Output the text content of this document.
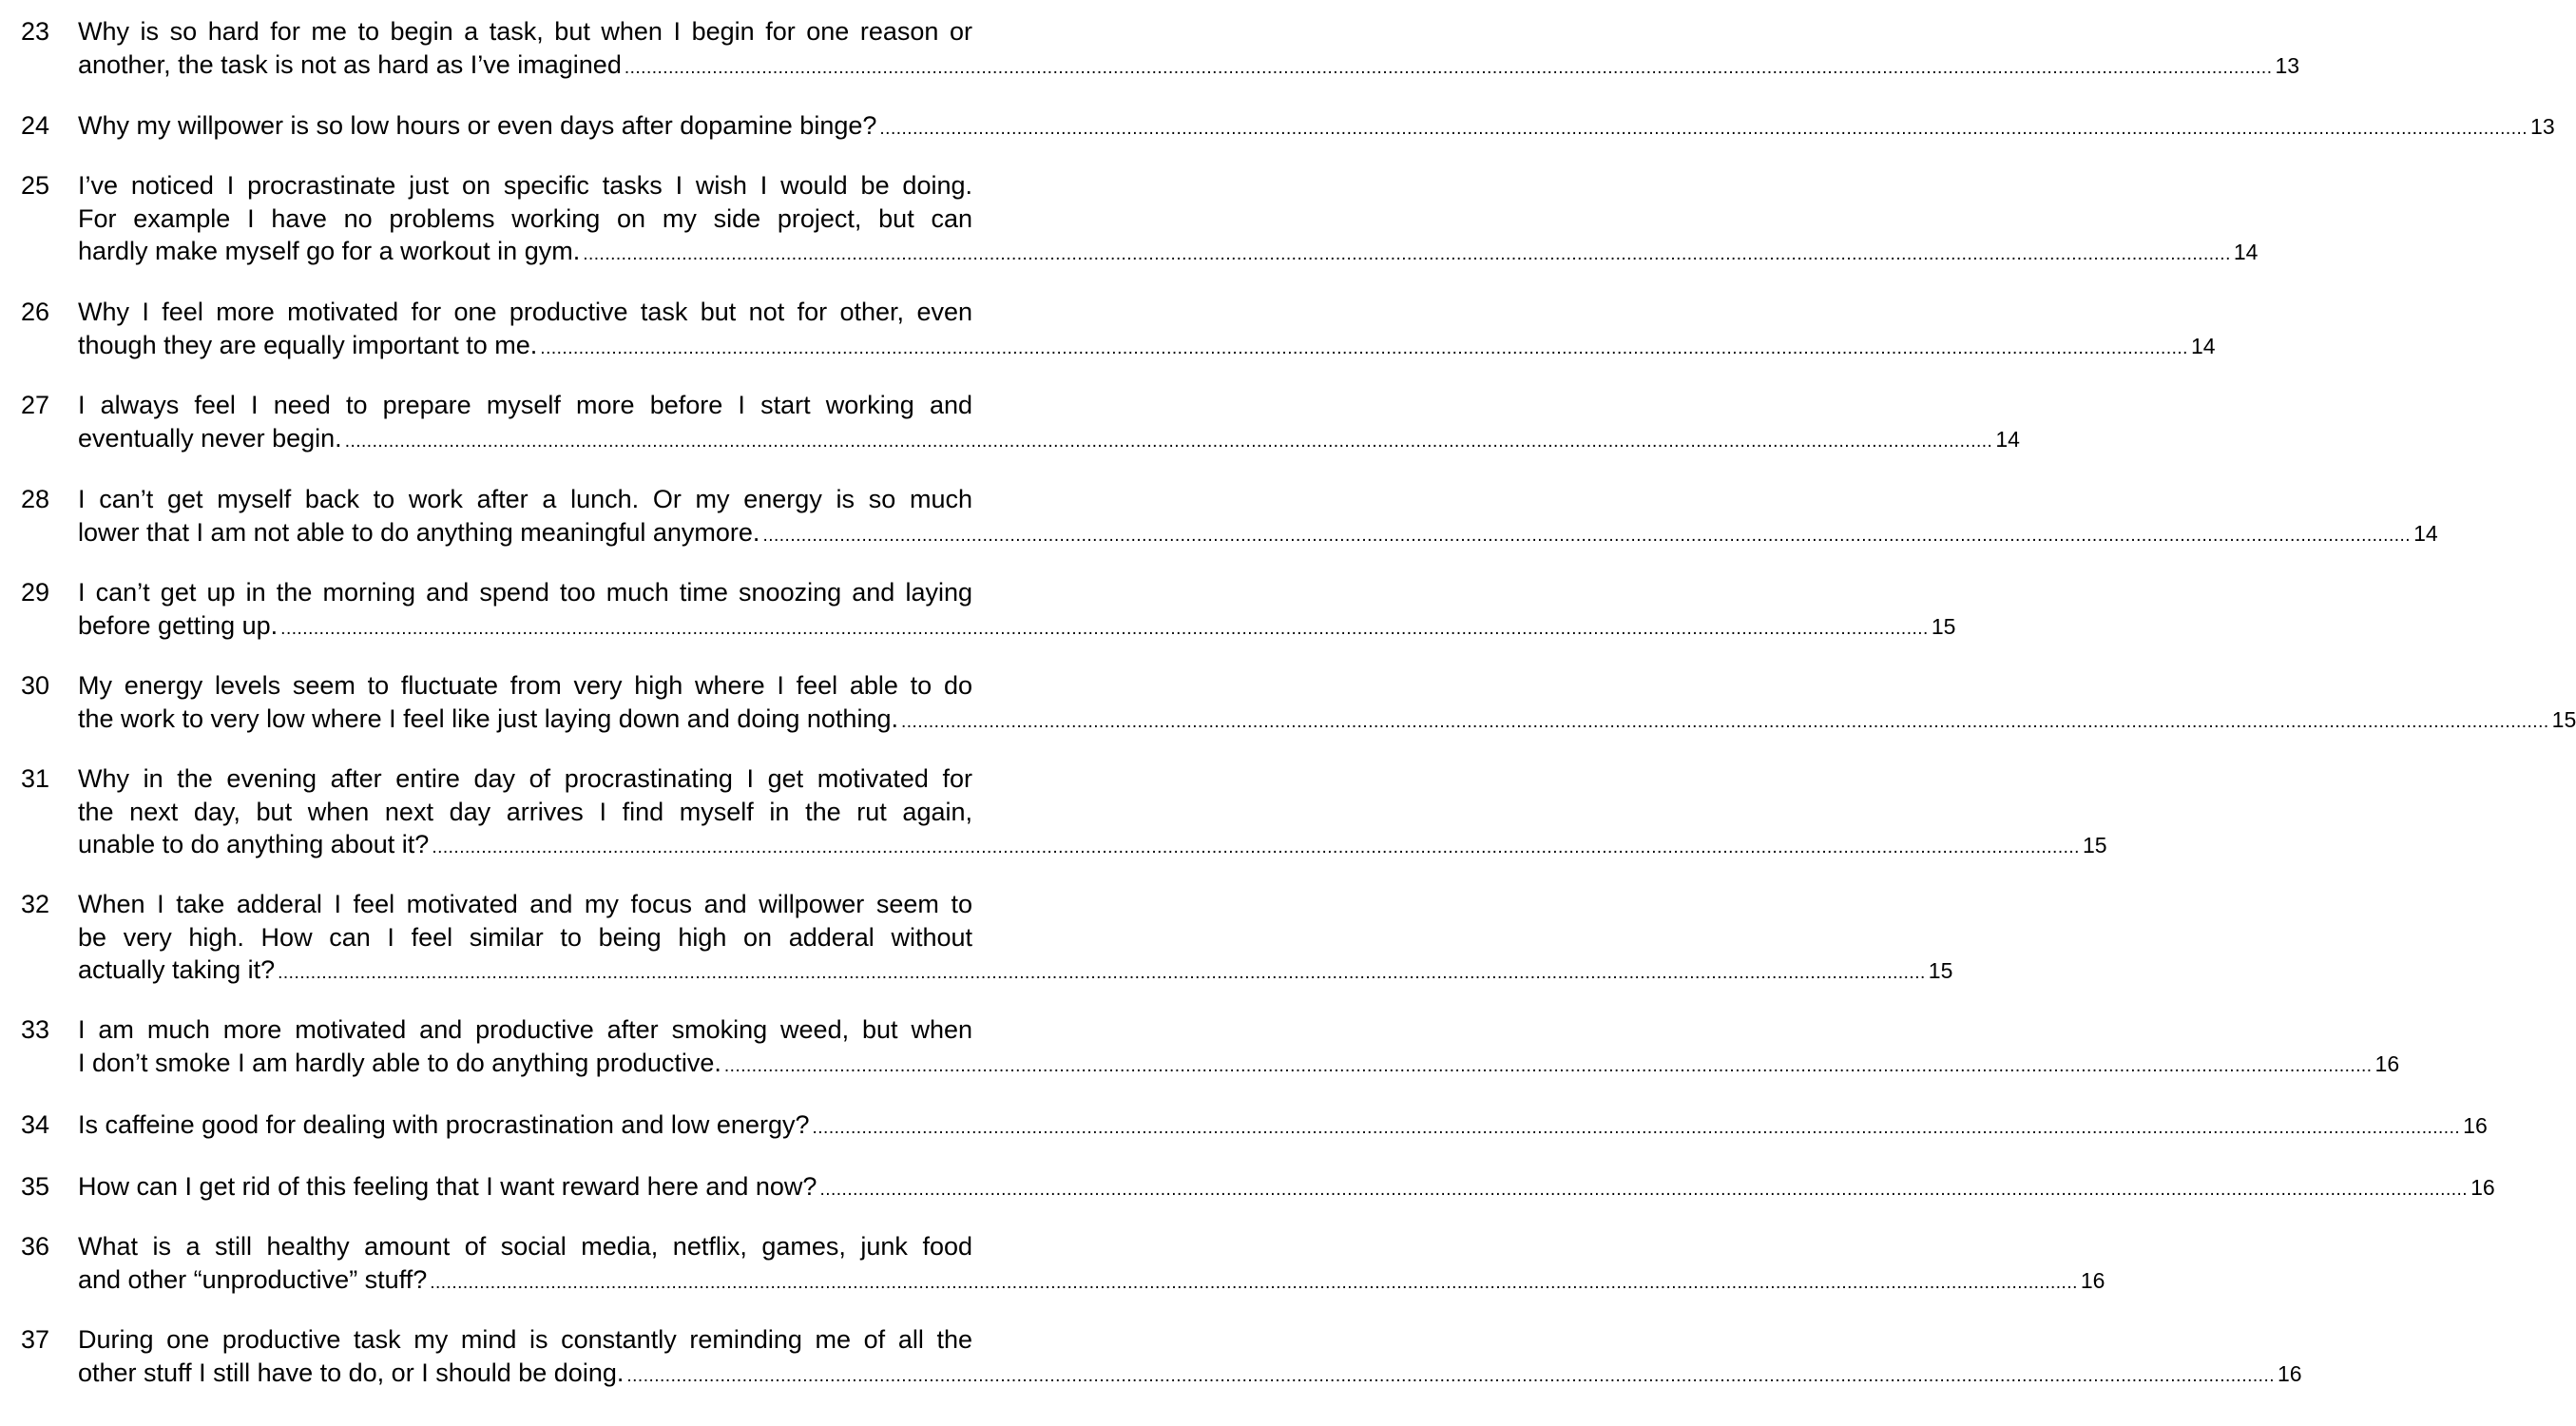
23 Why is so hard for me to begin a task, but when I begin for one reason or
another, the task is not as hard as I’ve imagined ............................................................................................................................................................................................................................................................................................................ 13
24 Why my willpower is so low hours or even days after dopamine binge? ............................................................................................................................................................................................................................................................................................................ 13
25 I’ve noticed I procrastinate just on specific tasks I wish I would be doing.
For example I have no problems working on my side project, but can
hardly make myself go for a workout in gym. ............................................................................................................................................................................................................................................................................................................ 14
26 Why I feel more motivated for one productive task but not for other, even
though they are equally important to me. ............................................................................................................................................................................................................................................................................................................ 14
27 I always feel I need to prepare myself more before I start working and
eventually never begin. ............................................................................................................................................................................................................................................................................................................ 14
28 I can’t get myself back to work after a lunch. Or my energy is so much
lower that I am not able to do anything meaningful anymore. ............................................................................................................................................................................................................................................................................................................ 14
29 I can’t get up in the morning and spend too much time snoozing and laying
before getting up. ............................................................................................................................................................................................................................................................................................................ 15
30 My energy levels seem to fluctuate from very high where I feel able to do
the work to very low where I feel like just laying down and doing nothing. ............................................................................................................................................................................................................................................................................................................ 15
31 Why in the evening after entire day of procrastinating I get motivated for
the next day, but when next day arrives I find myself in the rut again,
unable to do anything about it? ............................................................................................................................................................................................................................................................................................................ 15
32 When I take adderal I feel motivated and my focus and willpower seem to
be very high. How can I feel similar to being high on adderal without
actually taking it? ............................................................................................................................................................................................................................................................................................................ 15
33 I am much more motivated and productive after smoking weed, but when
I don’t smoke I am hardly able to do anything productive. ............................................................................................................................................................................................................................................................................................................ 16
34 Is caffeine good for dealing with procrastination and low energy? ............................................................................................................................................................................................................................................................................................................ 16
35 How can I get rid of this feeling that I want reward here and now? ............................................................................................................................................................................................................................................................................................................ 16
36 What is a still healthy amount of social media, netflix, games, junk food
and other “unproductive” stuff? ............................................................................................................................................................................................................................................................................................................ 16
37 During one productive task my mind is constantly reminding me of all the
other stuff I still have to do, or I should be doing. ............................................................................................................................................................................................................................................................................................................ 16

++++++

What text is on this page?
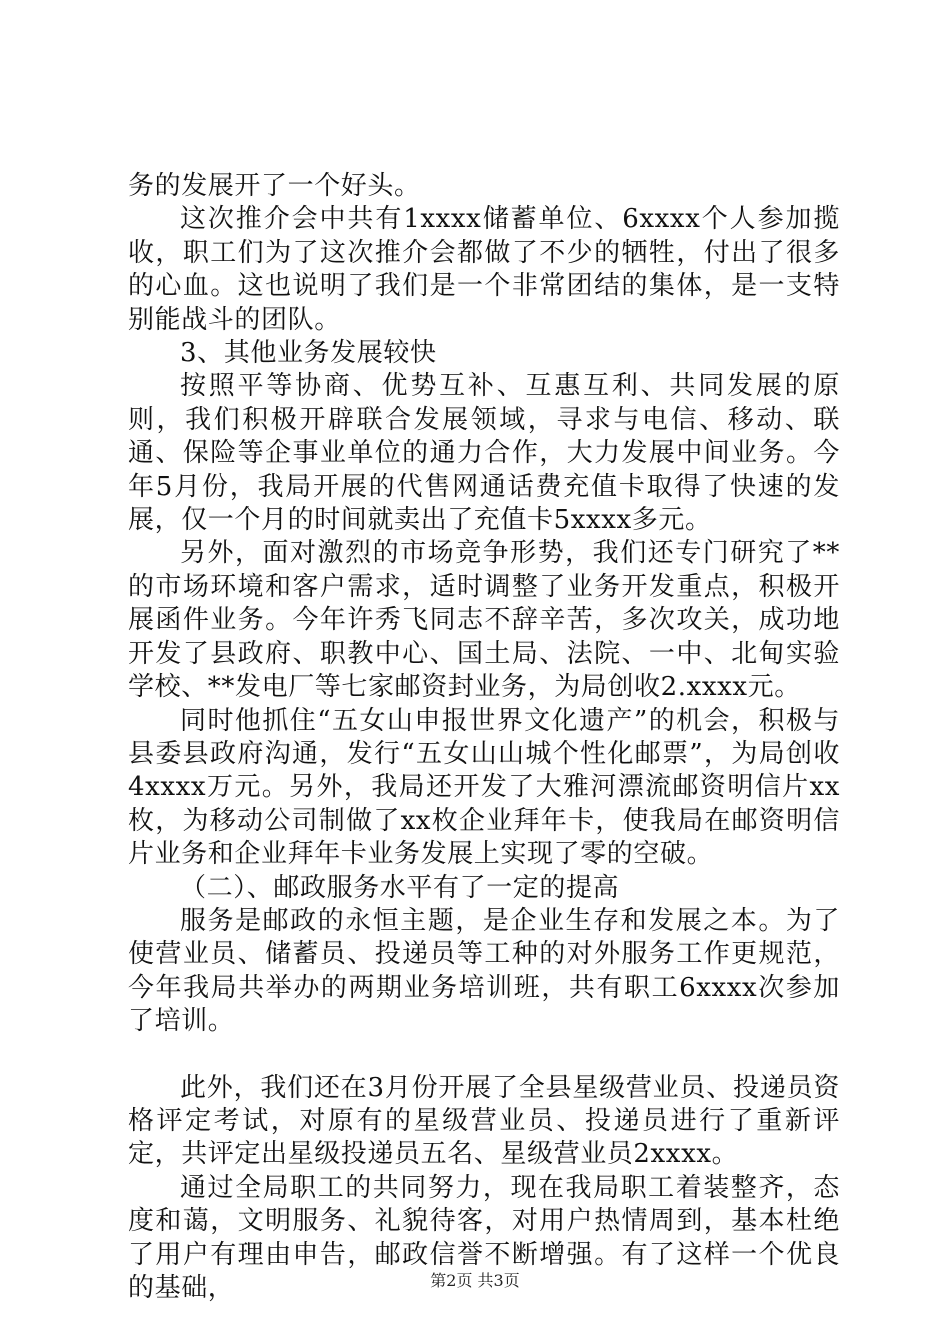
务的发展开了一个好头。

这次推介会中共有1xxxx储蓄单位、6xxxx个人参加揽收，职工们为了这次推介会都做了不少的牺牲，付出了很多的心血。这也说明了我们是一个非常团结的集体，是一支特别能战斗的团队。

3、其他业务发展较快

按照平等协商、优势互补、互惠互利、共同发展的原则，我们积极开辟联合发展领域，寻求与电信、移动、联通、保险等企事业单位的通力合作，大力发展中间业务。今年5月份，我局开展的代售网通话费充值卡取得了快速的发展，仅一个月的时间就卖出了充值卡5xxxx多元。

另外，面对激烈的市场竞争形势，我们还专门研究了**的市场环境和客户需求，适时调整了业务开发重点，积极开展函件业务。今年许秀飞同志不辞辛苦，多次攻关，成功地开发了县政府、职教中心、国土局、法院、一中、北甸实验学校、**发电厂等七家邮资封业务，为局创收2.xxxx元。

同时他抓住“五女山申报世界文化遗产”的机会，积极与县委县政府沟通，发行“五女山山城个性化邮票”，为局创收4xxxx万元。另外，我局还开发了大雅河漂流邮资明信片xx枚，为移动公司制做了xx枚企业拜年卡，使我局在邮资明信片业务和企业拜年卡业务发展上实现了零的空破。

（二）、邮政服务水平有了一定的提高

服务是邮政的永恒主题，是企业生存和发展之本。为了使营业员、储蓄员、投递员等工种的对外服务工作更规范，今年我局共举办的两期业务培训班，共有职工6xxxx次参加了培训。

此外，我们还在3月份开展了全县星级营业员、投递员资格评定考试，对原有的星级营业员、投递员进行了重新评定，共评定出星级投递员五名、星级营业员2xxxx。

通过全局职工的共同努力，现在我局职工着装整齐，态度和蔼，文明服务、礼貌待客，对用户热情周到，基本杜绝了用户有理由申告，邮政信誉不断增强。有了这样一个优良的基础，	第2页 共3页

++++++

REQUIRED TASK:
Look over the records above and copy each line that includes the string "working".

FULL ANSWER:
For example I have no problems working on my side project, but can
27 I always feel I need to prepare myself more before I start working and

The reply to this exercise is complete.